Stored dataset items

______________________________

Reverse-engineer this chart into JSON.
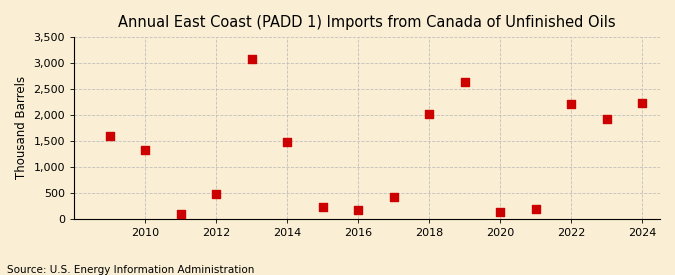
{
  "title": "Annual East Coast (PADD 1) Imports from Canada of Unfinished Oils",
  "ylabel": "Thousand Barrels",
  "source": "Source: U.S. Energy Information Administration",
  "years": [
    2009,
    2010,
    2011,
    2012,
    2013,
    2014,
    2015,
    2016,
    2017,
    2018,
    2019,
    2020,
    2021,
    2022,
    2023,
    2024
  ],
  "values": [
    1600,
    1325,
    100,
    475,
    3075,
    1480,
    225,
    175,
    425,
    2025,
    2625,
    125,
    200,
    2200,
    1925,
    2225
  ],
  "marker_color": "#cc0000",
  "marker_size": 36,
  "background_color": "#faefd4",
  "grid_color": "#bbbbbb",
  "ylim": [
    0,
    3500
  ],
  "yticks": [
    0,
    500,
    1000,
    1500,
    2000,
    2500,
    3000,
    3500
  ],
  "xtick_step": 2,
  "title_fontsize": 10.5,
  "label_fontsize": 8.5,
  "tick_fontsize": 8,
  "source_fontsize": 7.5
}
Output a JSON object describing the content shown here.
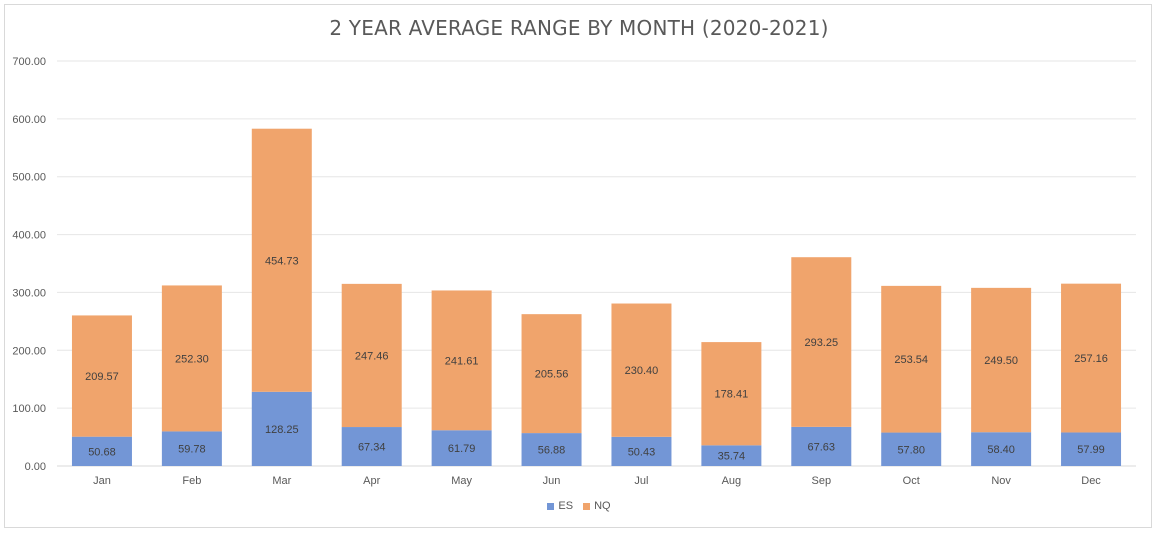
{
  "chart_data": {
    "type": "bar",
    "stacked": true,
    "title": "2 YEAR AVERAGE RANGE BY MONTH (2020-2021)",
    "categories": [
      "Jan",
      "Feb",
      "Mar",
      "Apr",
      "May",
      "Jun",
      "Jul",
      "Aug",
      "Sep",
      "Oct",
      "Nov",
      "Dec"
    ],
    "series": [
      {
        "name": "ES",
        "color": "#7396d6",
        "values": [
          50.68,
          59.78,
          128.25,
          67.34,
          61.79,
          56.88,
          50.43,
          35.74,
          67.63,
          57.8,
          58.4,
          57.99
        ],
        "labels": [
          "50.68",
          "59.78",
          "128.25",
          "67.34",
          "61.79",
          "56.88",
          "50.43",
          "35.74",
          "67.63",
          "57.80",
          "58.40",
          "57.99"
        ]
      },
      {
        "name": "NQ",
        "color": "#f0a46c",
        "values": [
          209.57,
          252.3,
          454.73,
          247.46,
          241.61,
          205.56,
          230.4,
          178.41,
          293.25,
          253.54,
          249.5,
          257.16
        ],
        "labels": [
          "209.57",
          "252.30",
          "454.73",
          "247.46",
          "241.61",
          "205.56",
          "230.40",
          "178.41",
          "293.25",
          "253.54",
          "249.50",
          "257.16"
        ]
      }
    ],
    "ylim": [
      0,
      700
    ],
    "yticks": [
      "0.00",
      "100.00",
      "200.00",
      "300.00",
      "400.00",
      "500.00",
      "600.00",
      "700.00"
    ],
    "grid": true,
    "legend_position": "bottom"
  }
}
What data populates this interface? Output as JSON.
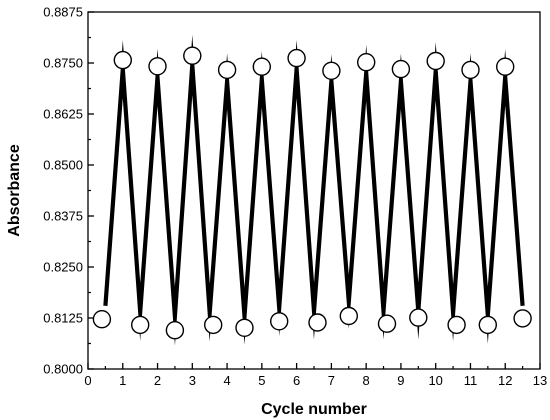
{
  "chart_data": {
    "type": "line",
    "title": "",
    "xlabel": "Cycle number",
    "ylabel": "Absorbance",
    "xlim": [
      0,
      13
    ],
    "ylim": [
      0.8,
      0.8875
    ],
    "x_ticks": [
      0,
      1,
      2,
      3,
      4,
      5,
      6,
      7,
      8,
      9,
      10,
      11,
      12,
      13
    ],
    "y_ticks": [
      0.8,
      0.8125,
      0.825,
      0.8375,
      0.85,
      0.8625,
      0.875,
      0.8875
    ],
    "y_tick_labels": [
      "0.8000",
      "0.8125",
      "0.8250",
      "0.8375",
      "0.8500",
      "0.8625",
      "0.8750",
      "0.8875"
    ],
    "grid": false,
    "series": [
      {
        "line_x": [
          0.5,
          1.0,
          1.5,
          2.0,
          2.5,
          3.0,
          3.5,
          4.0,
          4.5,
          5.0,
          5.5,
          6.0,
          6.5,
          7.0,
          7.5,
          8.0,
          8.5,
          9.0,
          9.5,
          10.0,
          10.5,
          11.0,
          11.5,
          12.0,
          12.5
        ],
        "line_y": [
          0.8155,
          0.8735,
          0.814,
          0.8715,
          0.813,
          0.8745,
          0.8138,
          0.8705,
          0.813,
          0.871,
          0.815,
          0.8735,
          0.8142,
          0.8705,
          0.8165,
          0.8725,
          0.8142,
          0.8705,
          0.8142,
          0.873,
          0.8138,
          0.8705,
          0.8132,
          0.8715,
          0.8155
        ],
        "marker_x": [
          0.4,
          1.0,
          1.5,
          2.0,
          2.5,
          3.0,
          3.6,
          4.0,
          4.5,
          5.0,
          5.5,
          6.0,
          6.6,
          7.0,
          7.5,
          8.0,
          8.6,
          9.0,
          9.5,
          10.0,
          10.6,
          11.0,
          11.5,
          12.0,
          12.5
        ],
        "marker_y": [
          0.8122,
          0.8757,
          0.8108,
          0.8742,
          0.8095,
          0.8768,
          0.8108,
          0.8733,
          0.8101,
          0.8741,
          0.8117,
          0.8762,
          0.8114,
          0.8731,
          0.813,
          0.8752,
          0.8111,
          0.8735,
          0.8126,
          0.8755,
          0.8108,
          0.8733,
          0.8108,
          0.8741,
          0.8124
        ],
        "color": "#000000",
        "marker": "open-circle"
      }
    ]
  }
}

______________________________

> **Exercise task**:
All the lines above are to be given again exactly as they read, with the pictures removed.

> **Exercise solution**:
Reverse-engineer this chart into JSON.
{
  "title": "Annual East Coast (PADD 1) Imports from Canada of Unfinished Oils",
  "ylabel": "Thousand Barrels",
  "source": "Source: U.S. Energy Information Administration",
  "years": [
    2009,
    2010,
    2011,
    2012,
    2013,
    2014,
    2015,
    2016,
    2017,
    2018,
    2019,
    2020,
    2021,
    2022,
    2023,
    2024
  ],
  "values": [
    1600,
    1325,
    100,
    475,
    3075,
    1480,
    225,
    175,
    425,
    2025,
    2625,
    125,
    200,
    2200,
    1925,
    2225
  ],
  "marker_color": "#cc0000",
  "marker_size": 36,
  "background_color": "#faefd4",
  "grid_color": "#bbbbbb",
  "ylim": [
    0,
    3500
  ],
  "yticks": [
    0,
    500,
    1000,
    1500,
    2000,
    2500,
    3000,
    3500
  ],
  "xtick_step": 2,
  "title_fontsize": 10.5,
  "label_fontsize": 8.5,
  "tick_fontsize": 8,
  "source_fontsize": 7.5
}
Output a JSON object describing the content shown here.
{
  "chart_data": {
    "type": "bar",
    "stacked": true,
    "title": "2 YEAR AVERAGE RANGE BY MONTH (2020-2021)",
    "categories": [
      "Jan",
      "Feb",
      "Mar",
      "Apr",
      "May",
      "Jun",
      "Jul",
      "Aug",
      "Sep",
      "Oct",
      "Nov",
      "Dec"
    ],
    "series": [
      {
        "name": "ES",
        "color": "#7396d6",
        "values": [
          50.68,
          59.78,
          128.25,
          67.34,
          61.79,
          56.88,
          50.43,
          35.74,
          67.63,
          57.8,
          58.4,
          57.99
        ],
        "labels": [
          "50.68",
          "59.78",
          "128.25",
          "67.34",
          "61.79",
          "56.88",
          "50.43",
          "35.74",
          "67.63",
          "57.80",
          "58.40",
          "57.99"
        ]
      },
      {
        "name": "NQ",
        "color": "#f0a46c",
        "values": [
          209.57,
          252.3,
          454.73,
          247.46,
          241.61,
          205.56,
          230.4,
          178.41,
          293.25,
          253.54,
          249.5,
          257.16
        ],
        "labels": [
          "209.57",
          "252.30",
          "454.73",
          "247.46",
          "241.61",
          "205.56",
          "230.40",
          "178.41",
          "293.25",
          "253.54",
          "249.50",
          "257.16"
        ]
      }
    ],
    "ylim": [
      0,
      700
    ],
    "yticks": [
      "0.00",
      "100.00",
      "200.00",
      "300.00",
      "400.00",
      "500.00",
      "600.00",
      "700.00"
    ],
    "grid": true,
    "legend_position": "bottom"
  }
}
What data populates this interface? Output as JSON.
{
  "chart_data": {
    "type": "line",
    "title": "",
    "xlabel": "Cycle number",
    "ylabel": "Absorbance",
    "xlim": [
      0,
      13
    ],
    "ylim": [
      0.8,
      0.8875
    ],
    "x_ticks": [
      0,
      1,
      2,
      3,
      4,
      5,
      6,
      7,
      8,
      9,
      10,
      11,
      12,
      13
    ],
    "y_ticks": [
      0.8,
      0.8125,
      0.825,
      0.8375,
      0.85,
      0.8625,
      0.875,
      0.8875
    ],
    "y_tick_labels": [
      "0.8000",
      "0.8125",
      "0.8250",
      "0.8375",
      "0.8500",
      "0.8625",
      "0.8750",
      "0.8875"
    ],
    "grid": false,
    "series": [
      {
        "line_x": [
          0.5,
          1.0,
          1.5,
          2.0,
          2.5,
          3.0,
          3.5,
          4.0,
          4.5,
          5.0,
          5.5,
          6.0,
          6.5,
          7.0,
          7.5,
          8.0,
          8.5,
          9.0,
          9.5,
          10.0,
          10.5,
          11.0,
          11.5,
          12.0,
          12.5
        ],
        "line_y": [
          0.8155,
          0.8735,
          0.814,
          0.8715,
          0.813,
          0.8745,
          0.8138,
          0.8705,
          0.813,
          0.871,
          0.815,
          0.8735,
          0.8142,
          0.8705,
          0.8165,
          0.8725,
          0.8142,
          0.8705,
          0.8142,
          0.873,
          0.8138,
          0.8705,
          0.8132,
          0.8715,
          0.8155
        ],
        "marker_x": [
          0.4,
          1.0,
          1.5,
          2.0,
          2.5,
          3.0,
          3.6,
          4.0,
          4.5,
          5.0,
          5.5,
          6.0,
          6.6,
          7.0,
          7.5,
          8.0,
          8.6,
          9.0,
          9.5,
          10.0,
          10.6,
          11.0,
          11.5,
          12.0,
          12.5
        ],
        "marker_y": [
          0.8122,
          0.8757,
          0.8108,
          0.8742,
          0.8095,
          0.8768,
          0.8108,
          0.8733,
          0.8101,
          0.8741,
          0.8117,
          0.8762,
          0.8114,
          0.8731,
          0.813,
          0.8752,
          0.8111,
          0.8735,
          0.8126,
          0.8755,
          0.8108,
          0.8733,
          0.8108,
          0.8741,
          0.8124
        ],
        "color": "#000000",
        "marker": "open-circle"
      }
    ]
  }
}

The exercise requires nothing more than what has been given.